Identify, in the records below, every line where the string "name" appears, and copy each such line.
-- start --
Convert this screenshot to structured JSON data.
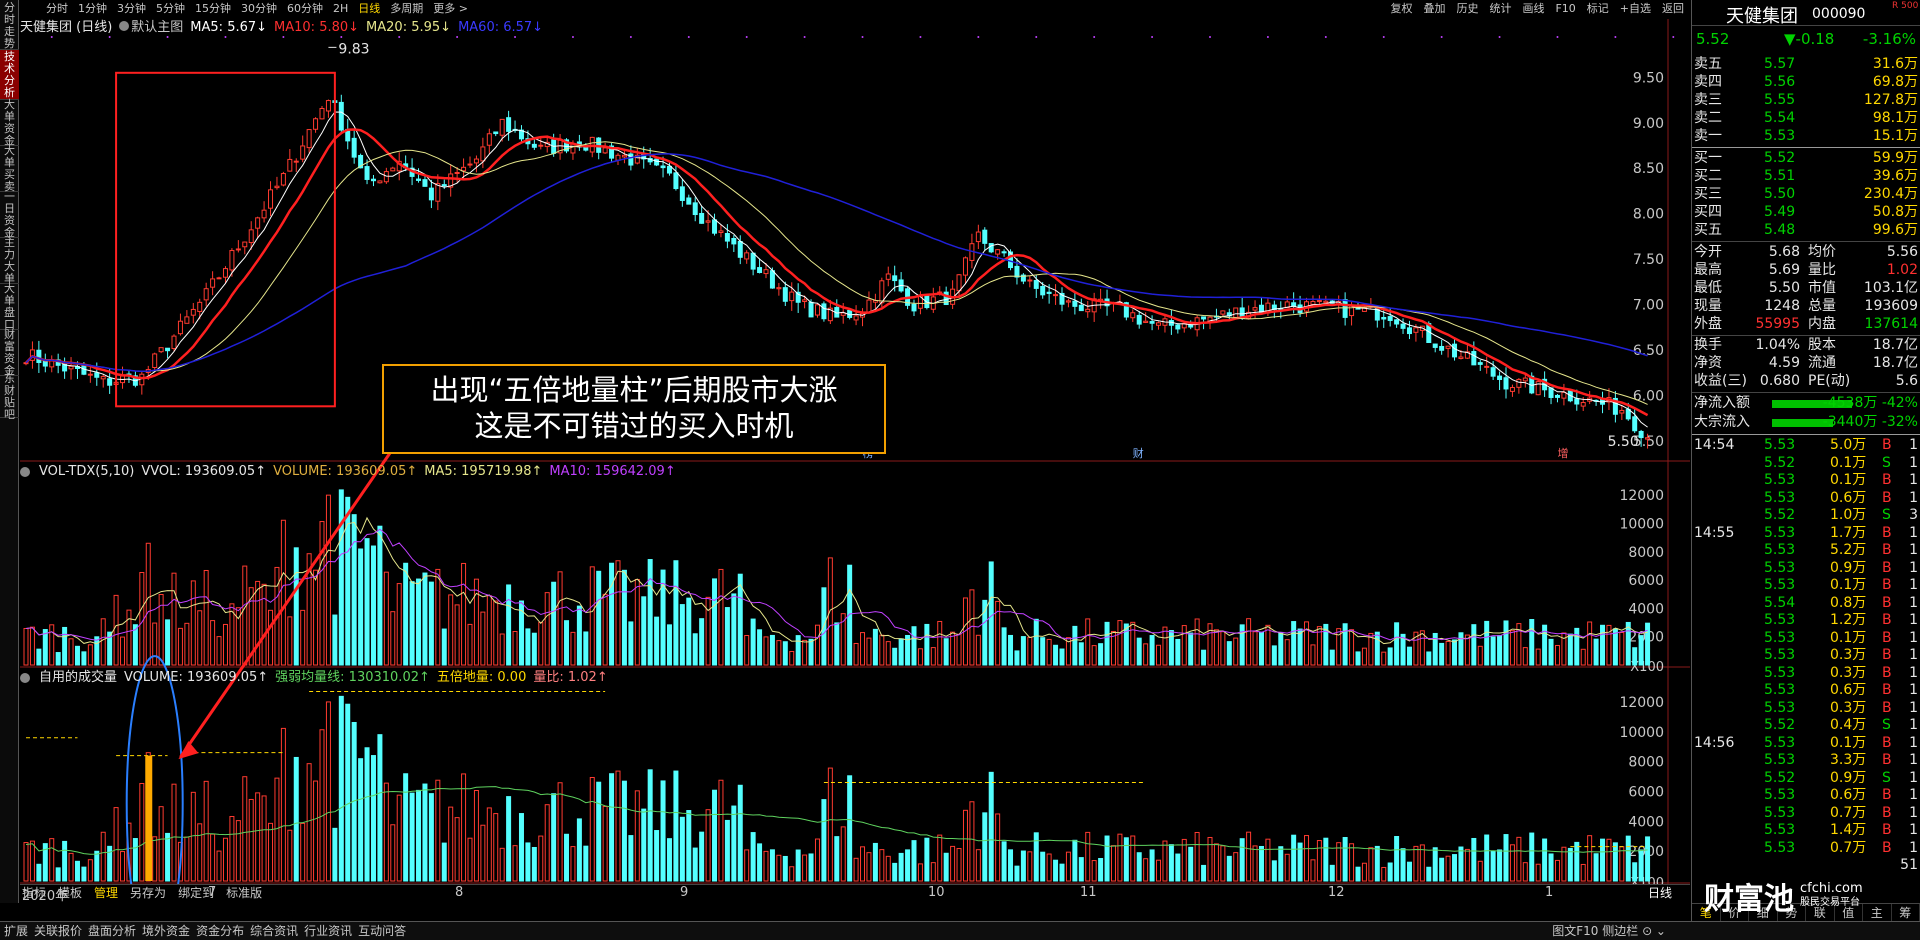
{
  "left_tabs": [
    {
      "label": "分时走势",
      "active": false
    },
    {
      "label": "技术分析",
      "active": true
    },
    {
      "label": "大单资金",
      "active": false
    },
    {
      "label": "大单买卖",
      "active": false
    },
    {
      "label": "一日资金",
      "active": false
    },
    {
      "label": "主力大单",
      "active": false
    },
    {
      "label": "大单盘口",
      "active": false
    },
    {
      "label": "财富资金",
      "active": false
    },
    {
      "label": "东财贴吧",
      "active": false
    }
  ],
  "periods": [
    "分时",
    "1分钟",
    "3分钟",
    "5分钟",
    "15分钟",
    "30分钟",
    "60分钟",
    "2H",
    "日线",
    "多周期",
    "更多 >"
  ],
  "active_period": "日线",
  "toolbar_right": [
    "复权",
    "叠加",
    "历史",
    "统计",
    "画线",
    "F10",
    "标记",
    "+自选",
    "返回"
  ],
  "main_legend": {
    "title": "天健集团 (日线)",
    "indicator": "默认主图",
    "ma5": "MA5: 5.67↓",
    "ma10": "MA10: 5.80↓",
    "ma20": "MA20: 5.95↓",
    "ma60": "MA60: 6.57↓"
  },
  "vol_legend": {
    "name": "VOL-TDX(5,10)",
    "vvol": "VVOL: 193609.05↑",
    "volume": "VOLUME: 193609.05↑",
    "ma5": "MA5: 195719.98↑",
    "ma10": "MA10: 159642.09↑"
  },
  "custom_legend": {
    "name": "自用的成交量",
    "volume": "VOLUME: 193609.05↑",
    "weak": "强弱均量线: 130310.02↑",
    "five": "五倍地量: 0.00",
    "ratio": "量比: 1.02↑"
  },
  "callout": {
    "line1": "出现“五倍地量柱”后期股市大涨",
    "line2": "这是不可错过的买入时机"
  },
  "markers": [
    "榜",
    "财",
    "增"
  ],
  "x_labels": [
    "2020年",
    "7",
    "8",
    "9",
    "10",
    "11",
    "12",
    "1"
  ],
  "bottom_tabs": [
    "指标",
    "模板",
    "管理",
    "另存为",
    "绑定到",
    "标准版"
  ],
  "bottom_right": "日线",
  "bottom_bar": [
    "扩展",
    "关联报价",
    "盘面分析",
    "境外资金",
    "资金分布",
    "综合资讯",
    "行业资讯",
    "互动问答"
  ],
  "bottom_bar_right": "图文F10 侧边栏 ⊙ ⌄",
  "colors": {
    "up": "#ff3b30",
    "down": "#54ffff",
    "ma5": "#ffffff",
    "ma10": "#ff2020",
    "ma20": "#e6e68c",
    "ma60": "#2020d8",
    "weak": "#5fd35f"
  },
  "chart_data": [
    {
      "type": "candlestick",
      "title": "天健集团 (日线)",
      "ylim": [
        5.3,
        9.9
      ],
      "y_ticks": [
        "9.50",
        "9.00",
        "8.50",
        "8.00",
        "7.50",
        "7.00",
        "6.50",
        "6.00",
        "5.50"
      ],
      "high_label": "9.83",
      "low_label": "5.50",
      "ma_last": {
        "MA5": 5.67,
        "MA10": 5.8,
        "MA20": 5.95,
        "MA60": 6.57
      }
    },
    {
      "type": "bar",
      "title": "VOL-TDX(5,10)",
      "ylim": [
        0,
        13000
      ],
      "y_ticks": [
        "12000",
        "10000",
        "8000",
        "6000",
        "4000",
        "2000"
      ],
      "unit": "X100",
      "last": 193609.05,
      "ma5": 195719.98,
      "ma10": 159642.09
    },
    {
      "type": "bar",
      "title": "自用的成交量",
      "ylim": [
        0,
        13000
      ],
      "y_ticks": [
        "12000",
        "10000",
        "8000",
        "6000",
        "4000",
        "2000"
      ],
      "unit": "X100",
      "strong_weak_avg": 130310.02,
      "five_times_floor": 0.0,
      "volume_ratio": 1.02
    }
  ],
  "quote": {
    "name": "天健集团",
    "code": "000090",
    "badge": "R 500",
    "price": "5.52",
    "change": "▼-0.18",
    "pct": "-3.16%",
    "asks": [
      {
        "l": "卖五",
        "p": "5.57",
        "v": "31.6万"
      },
      {
        "l": "卖四",
        "p": "5.56",
        "v": "69.8万"
      },
      {
        "l": "卖三",
        "p": "5.55",
        "v": "127.8万"
      },
      {
        "l": "卖二",
        "p": "5.54",
        "v": "98.1万"
      },
      {
        "l": "卖一",
        "p": "5.53",
        "v": "15.1万"
      }
    ],
    "bids": [
      {
        "l": "买一",
        "p": "5.52",
        "v": "59.9万"
      },
      {
        "l": "买二",
        "p": "5.51",
        "v": "39.6万"
      },
      {
        "l": "买三",
        "p": "5.50",
        "v": "230.4万"
      },
      {
        "l": "买四",
        "p": "5.49",
        "v": "50.8万"
      },
      {
        "l": "买五",
        "p": "5.48",
        "v": "99.6万"
      }
    ],
    "stats": [
      {
        "a": "今开",
        "av": "5.68",
        "b": "均价",
        "bv": "5.56"
      },
      {
        "a": "最高",
        "av": "5.69",
        "b": "量比",
        "bv": "1.02"
      },
      {
        "a": "最低",
        "av": "5.50",
        "b": "市值",
        "bv": "103.1亿"
      },
      {
        "a": "现量",
        "av": "1248",
        "b": "总量",
        "bv": "193609"
      },
      {
        "a": "外盘",
        "av": "55995",
        "b": "内盘",
        "bv": "137614"
      },
      {
        "a": "换手",
        "av": "1.04%",
        "b": "股本",
        "bv": "18.7亿"
      },
      {
        "a": "净资",
        "av": "4.59",
        "b": "流通",
        "bv": "18.7亿"
      },
      {
        "a": "收益(三)",
        "av": "0.680",
        "b": "PE(动)",
        "bv": "5.6"
      }
    ],
    "flows": [
      {
        "l": "净流入额",
        "v": "-4538万 -42%",
        "pct": 42
      },
      {
        "l": "大宗流入",
        "v": "-3440万 -32%",
        "pct": 32
      }
    ]
  },
  "ticks": [
    {
      "t": "14:54",
      "p": "5.53",
      "v": "5.0万",
      "s": "B",
      "n": "1"
    },
    {
      "t": "",
      "p": "5.52",
      "v": "0.1万",
      "s": "S",
      "n": "1"
    },
    {
      "t": "",
      "p": "5.53",
      "v": "0.1万",
      "s": "B",
      "n": "1"
    },
    {
      "t": "",
      "p": "5.53",
      "v": "0.6万",
      "s": "B",
      "n": "1"
    },
    {
      "t": "",
      "p": "5.52",
      "v": "1.0万",
      "s": "S",
      "n": "3"
    },
    {
      "t": "14:55",
      "p": "5.53",
      "v": "1.7万",
      "s": "B",
      "n": "1"
    },
    {
      "t": "",
      "p": "5.53",
      "v": "5.2万",
      "s": "B",
      "n": "1"
    },
    {
      "t": "",
      "p": "5.53",
      "v": "0.9万",
      "s": "B",
      "n": "1"
    },
    {
      "t": "",
      "p": "5.53",
      "v": "0.1万",
      "s": "B",
      "n": "1"
    },
    {
      "t": "",
      "p": "5.54",
      "v": "0.8万",
      "s": "B",
      "n": "1"
    },
    {
      "t": "",
      "p": "5.53",
      "v": "1.2万",
      "s": "B",
      "n": "1"
    },
    {
      "t": "",
      "p": "5.53",
      "v": "0.1万",
      "s": "B",
      "n": "1"
    },
    {
      "t": "",
      "p": "5.53",
      "v": "0.3万",
      "s": "B",
      "n": "1"
    },
    {
      "t": "",
      "p": "5.53",
      "v": "0.3万",
      "s": "B",
      "n": "1"
    },
    {
      "t": "",
      "p": "5.53",
      "v": "0.6万",
      "s": "B",
      "n": "1"
    },
    {
      "t": "",
      "p": "5.53",
      "v": "0.3万",
      "s": "B",
      "n": "1"
    },
    {
      "t": "",
      "p": "5.52",
      "v": "0.4万",
      "s": "S",
      "n": "1"
    },
    {
      "t": "14:56",
      "p": "5.53",
      "v": "0.1万",
      "s": "B",
      "n": "1"
    },
    {
      "t": "",
      "p": "5.53",
      "v": "3.3万",
      "s": "B",
      "n": "1"
    },
    {
      "t": "",
      "p": "5.52",
      "v": "0.9万",
      "s": "S",
      "n": "1"
    },
    {
      "t": "",
      "p": "5.53",
      "v": "0.6万",
      "s": "B",
      "n": "1"
    },
    {
      "t": "",
      "p": "5.53",
      "v": "0.7万",
      "s": "B",
      "n": "1"
    },
    {
      "t": "",
      "p": "5.53",
      "v": "1.4万",
      "s": "B",
      "n": "1"
    },
    {
      "t": "",
      "p": "5.53",
      "v": "0.7万",
      "s": "B",
      "n": "1"
    },
    {
      "t": "",
      "p": "",
      "v": "",
      "s": "",
      "n": "51"
    }
  ],
  "right_tabs": [
    "笔",
    "价",
    "细",
    "势",
    "联",
    "值",
    "主",
    "筹"
  ],
  "watermark": {
    "big": "财富池",
    "site": "cfchi.com",
    "sub": "股民交易平台"
  }
}
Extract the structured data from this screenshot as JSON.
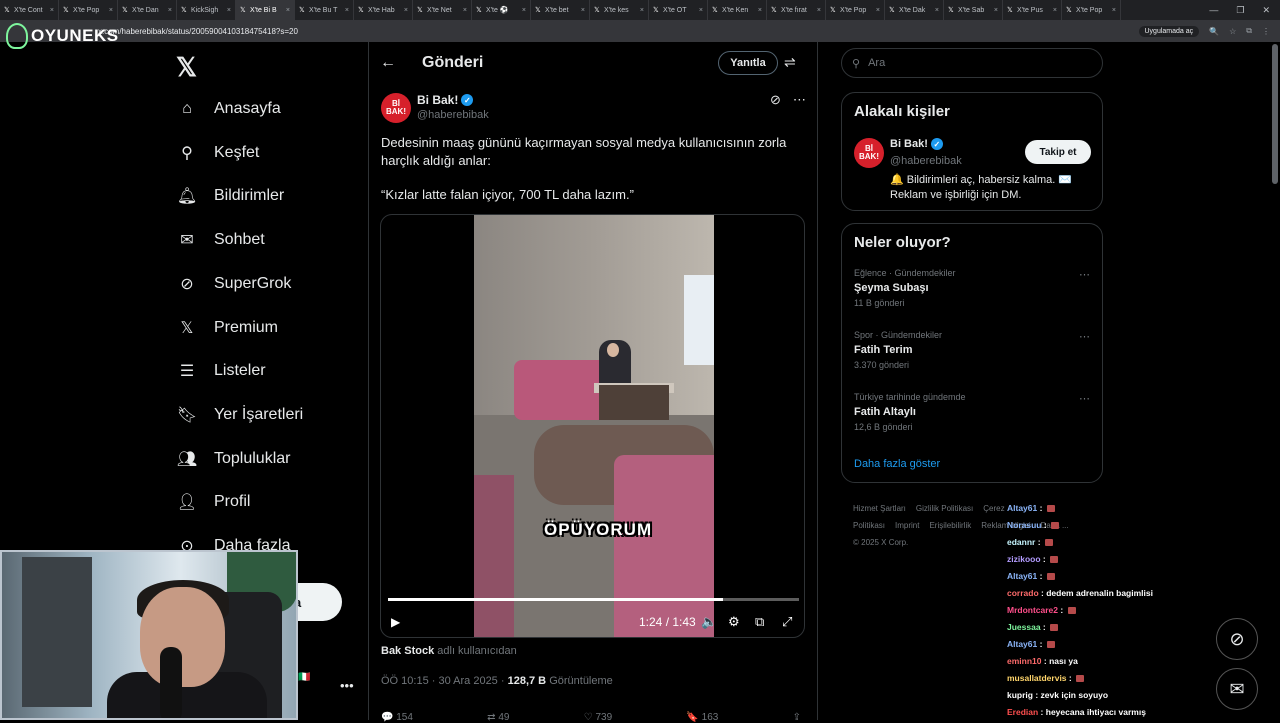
-- end --
Final result =>
    "name": "VOL-TDX(5,10)",
    "name": "自用的成交量",
    "name": "天健集团",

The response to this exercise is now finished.